> PROBLEM TO SOLVE: Find the lines of data that contain the string "price", then list them.
* START EXERCISE DATA *
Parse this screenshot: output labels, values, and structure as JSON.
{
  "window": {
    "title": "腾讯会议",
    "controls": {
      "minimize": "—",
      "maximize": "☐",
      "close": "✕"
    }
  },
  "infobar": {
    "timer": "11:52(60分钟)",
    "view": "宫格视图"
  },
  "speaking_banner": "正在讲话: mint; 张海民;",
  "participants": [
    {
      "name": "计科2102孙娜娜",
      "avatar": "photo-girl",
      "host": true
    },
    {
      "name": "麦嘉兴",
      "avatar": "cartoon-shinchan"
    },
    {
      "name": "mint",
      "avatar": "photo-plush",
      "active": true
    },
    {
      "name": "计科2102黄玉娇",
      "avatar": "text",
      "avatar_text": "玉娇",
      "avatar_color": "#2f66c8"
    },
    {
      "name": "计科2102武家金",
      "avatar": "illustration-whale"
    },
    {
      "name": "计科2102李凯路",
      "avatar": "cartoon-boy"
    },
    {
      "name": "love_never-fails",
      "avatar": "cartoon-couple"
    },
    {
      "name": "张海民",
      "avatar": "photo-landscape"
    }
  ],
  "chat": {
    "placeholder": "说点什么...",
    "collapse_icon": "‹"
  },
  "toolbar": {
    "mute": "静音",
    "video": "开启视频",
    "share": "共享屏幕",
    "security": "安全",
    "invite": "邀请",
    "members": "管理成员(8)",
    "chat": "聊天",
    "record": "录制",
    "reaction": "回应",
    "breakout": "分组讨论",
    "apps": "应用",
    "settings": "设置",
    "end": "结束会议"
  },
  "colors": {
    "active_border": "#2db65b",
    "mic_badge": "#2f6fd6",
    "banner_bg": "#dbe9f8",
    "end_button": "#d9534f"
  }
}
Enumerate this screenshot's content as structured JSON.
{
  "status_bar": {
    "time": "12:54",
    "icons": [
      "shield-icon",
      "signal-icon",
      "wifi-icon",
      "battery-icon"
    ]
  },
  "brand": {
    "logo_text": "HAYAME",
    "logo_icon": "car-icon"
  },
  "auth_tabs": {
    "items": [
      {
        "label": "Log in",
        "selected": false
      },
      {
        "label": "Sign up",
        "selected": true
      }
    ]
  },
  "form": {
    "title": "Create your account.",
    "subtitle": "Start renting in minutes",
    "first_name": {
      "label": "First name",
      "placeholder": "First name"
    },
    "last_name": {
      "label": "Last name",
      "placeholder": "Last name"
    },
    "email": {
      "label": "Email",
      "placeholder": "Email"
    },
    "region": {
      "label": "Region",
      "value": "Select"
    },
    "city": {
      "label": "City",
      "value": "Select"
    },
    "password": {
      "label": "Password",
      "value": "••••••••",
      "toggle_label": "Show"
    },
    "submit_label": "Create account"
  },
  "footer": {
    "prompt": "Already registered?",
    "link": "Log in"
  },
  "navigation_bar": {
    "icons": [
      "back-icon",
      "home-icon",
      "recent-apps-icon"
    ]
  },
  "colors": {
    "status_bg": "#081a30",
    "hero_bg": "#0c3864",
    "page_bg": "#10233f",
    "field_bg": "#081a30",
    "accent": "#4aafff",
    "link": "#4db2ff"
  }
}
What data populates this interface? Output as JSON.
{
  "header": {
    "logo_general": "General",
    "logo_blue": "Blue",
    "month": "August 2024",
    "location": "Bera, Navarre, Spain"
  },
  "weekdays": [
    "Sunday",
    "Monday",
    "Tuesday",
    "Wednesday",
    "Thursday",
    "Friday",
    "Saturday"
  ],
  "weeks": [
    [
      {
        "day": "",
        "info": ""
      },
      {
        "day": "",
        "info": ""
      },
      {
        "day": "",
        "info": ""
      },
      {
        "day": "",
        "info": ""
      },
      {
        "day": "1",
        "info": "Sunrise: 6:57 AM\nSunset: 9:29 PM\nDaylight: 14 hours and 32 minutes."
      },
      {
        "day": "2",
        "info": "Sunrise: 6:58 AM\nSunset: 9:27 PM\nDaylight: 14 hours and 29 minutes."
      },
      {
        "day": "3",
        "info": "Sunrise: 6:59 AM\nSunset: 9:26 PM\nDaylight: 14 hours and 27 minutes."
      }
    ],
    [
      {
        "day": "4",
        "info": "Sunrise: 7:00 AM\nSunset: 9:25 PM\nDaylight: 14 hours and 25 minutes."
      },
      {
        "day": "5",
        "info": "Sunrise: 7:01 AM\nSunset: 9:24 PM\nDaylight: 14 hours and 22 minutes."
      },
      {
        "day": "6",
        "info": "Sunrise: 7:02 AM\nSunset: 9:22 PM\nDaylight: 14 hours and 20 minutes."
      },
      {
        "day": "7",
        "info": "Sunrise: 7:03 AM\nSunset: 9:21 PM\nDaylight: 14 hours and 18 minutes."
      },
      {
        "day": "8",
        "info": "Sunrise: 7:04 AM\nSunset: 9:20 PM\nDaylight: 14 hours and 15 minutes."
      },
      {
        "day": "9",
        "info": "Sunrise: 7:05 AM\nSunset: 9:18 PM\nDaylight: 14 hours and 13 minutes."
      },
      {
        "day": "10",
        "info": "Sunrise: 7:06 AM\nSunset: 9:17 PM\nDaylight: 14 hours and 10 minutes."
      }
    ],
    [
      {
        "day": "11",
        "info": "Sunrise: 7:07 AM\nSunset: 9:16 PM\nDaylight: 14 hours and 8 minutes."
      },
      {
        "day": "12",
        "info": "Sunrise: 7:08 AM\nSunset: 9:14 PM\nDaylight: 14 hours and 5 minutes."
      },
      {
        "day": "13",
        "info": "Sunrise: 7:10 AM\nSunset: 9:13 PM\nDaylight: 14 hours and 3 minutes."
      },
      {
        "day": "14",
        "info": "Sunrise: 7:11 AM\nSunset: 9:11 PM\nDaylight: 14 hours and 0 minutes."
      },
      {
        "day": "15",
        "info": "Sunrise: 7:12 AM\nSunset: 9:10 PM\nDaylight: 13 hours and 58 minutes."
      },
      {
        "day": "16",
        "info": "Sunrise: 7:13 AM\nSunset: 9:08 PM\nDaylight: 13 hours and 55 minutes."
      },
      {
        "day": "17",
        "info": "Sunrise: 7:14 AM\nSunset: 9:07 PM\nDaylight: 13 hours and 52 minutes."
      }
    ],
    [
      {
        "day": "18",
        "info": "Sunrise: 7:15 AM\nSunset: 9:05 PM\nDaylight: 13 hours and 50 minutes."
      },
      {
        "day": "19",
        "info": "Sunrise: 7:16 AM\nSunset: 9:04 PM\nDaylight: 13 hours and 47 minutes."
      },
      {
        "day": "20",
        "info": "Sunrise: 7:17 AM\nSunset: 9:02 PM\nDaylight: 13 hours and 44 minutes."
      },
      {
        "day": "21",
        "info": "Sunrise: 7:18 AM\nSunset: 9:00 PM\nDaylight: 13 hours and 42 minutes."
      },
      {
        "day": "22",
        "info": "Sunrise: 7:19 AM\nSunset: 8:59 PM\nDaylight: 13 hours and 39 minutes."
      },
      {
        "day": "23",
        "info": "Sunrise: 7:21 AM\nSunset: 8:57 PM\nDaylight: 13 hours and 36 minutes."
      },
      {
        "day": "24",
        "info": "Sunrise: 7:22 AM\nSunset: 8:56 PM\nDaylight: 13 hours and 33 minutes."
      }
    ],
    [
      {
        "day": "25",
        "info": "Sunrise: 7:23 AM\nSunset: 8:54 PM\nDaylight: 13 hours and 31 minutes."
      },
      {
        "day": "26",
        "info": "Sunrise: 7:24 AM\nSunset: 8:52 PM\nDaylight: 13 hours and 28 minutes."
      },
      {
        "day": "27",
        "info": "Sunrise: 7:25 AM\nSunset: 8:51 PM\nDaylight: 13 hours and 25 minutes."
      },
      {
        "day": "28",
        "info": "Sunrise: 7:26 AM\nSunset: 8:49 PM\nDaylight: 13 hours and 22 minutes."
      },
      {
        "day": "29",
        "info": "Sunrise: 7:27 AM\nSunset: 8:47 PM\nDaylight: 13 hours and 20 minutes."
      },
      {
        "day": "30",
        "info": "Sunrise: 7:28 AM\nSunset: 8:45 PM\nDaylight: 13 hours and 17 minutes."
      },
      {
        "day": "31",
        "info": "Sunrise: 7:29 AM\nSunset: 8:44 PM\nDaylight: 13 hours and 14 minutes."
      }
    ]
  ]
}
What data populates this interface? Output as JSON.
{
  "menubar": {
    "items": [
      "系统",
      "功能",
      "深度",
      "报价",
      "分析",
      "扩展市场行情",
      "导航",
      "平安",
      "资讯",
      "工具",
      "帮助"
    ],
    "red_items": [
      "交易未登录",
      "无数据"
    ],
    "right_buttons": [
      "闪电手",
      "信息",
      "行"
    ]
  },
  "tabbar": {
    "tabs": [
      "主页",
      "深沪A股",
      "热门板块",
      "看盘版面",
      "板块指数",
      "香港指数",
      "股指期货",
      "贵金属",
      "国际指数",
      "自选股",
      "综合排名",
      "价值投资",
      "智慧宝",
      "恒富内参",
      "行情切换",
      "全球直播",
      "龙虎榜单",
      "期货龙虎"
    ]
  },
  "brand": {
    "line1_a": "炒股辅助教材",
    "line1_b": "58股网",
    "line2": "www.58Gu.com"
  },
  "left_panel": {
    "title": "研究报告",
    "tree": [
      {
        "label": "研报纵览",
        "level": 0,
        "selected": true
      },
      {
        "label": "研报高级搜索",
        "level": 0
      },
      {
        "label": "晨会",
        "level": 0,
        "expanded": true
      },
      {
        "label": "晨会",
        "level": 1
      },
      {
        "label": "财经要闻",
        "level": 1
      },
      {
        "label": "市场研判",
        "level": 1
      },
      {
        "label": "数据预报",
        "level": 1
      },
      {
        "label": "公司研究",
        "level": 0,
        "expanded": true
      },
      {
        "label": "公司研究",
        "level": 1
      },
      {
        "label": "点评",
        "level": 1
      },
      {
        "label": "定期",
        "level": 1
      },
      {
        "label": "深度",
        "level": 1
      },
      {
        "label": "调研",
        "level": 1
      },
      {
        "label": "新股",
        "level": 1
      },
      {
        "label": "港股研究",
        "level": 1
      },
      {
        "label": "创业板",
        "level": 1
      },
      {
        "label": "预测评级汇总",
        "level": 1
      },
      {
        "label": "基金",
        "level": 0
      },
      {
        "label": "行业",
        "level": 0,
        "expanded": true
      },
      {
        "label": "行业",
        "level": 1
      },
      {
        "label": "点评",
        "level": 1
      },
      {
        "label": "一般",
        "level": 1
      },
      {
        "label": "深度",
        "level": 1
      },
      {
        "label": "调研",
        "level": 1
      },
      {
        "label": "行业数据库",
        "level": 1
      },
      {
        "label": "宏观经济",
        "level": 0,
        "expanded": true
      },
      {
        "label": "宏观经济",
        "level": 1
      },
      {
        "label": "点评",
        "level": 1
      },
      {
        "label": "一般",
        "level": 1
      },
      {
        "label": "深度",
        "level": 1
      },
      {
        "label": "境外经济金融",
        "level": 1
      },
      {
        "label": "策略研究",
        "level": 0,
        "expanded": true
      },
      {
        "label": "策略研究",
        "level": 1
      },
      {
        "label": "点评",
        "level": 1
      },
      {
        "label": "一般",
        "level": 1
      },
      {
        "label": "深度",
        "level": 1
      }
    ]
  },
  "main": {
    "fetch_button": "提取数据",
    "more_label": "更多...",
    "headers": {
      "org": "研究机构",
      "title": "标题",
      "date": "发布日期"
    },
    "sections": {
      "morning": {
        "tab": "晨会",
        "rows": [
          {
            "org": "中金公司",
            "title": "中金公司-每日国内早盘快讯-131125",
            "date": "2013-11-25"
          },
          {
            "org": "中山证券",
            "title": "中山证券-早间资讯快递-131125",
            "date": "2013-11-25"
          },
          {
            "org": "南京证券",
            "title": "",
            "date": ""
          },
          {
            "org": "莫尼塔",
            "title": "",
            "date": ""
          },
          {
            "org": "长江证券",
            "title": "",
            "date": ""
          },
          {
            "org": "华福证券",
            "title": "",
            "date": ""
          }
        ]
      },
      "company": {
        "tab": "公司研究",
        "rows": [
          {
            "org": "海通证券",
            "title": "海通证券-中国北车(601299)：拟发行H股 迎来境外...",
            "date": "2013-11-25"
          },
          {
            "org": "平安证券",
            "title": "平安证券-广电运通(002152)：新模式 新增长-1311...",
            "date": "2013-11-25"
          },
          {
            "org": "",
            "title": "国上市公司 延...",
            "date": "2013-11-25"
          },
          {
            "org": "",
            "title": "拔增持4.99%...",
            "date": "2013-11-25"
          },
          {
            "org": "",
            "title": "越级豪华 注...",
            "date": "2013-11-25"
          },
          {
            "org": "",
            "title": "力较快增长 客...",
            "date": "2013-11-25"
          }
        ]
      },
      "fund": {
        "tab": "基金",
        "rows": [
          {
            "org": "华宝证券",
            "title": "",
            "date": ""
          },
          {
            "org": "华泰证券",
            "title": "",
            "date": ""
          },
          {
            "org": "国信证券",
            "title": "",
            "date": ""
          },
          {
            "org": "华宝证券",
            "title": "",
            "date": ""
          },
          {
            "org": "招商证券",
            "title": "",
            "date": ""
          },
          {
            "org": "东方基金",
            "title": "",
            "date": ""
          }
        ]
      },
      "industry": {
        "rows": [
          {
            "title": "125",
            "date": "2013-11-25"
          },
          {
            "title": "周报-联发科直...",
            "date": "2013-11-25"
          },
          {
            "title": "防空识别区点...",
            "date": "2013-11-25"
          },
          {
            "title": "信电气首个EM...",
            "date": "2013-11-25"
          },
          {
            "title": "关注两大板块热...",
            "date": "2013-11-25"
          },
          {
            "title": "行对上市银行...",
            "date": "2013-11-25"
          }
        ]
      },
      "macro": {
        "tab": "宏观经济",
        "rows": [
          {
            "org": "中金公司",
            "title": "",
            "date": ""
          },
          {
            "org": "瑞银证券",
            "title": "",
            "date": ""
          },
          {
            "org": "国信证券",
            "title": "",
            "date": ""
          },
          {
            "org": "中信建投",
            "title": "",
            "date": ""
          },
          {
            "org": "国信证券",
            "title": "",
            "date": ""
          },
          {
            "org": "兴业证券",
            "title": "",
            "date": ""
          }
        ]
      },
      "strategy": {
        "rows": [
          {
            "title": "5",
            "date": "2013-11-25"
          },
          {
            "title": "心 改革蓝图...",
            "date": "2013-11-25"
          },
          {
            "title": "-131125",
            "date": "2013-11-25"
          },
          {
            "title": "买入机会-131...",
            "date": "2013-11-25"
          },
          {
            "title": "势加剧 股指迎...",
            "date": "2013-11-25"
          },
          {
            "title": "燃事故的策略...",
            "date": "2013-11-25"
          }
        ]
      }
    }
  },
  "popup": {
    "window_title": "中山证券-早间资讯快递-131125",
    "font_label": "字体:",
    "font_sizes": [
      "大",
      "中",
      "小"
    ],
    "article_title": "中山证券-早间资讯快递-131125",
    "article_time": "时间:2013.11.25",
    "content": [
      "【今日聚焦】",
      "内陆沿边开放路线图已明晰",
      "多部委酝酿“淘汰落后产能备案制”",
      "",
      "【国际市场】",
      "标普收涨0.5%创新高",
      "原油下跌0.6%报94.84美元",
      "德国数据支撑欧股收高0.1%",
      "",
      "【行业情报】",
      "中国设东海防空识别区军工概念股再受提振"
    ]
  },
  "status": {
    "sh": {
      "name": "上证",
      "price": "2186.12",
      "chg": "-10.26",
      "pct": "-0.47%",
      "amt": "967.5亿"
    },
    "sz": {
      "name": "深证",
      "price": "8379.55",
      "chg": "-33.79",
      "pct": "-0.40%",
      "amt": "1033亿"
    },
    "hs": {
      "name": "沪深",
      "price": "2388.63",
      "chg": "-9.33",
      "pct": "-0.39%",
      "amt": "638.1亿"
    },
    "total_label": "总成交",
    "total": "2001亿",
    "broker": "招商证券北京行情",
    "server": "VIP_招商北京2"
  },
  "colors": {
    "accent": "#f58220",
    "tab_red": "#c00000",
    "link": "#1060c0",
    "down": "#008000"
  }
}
* END EXERCISE DATA *
> THE REPLY:
      "price": "2186.12",
      "price": "8379.55",
      "price": "2388.63",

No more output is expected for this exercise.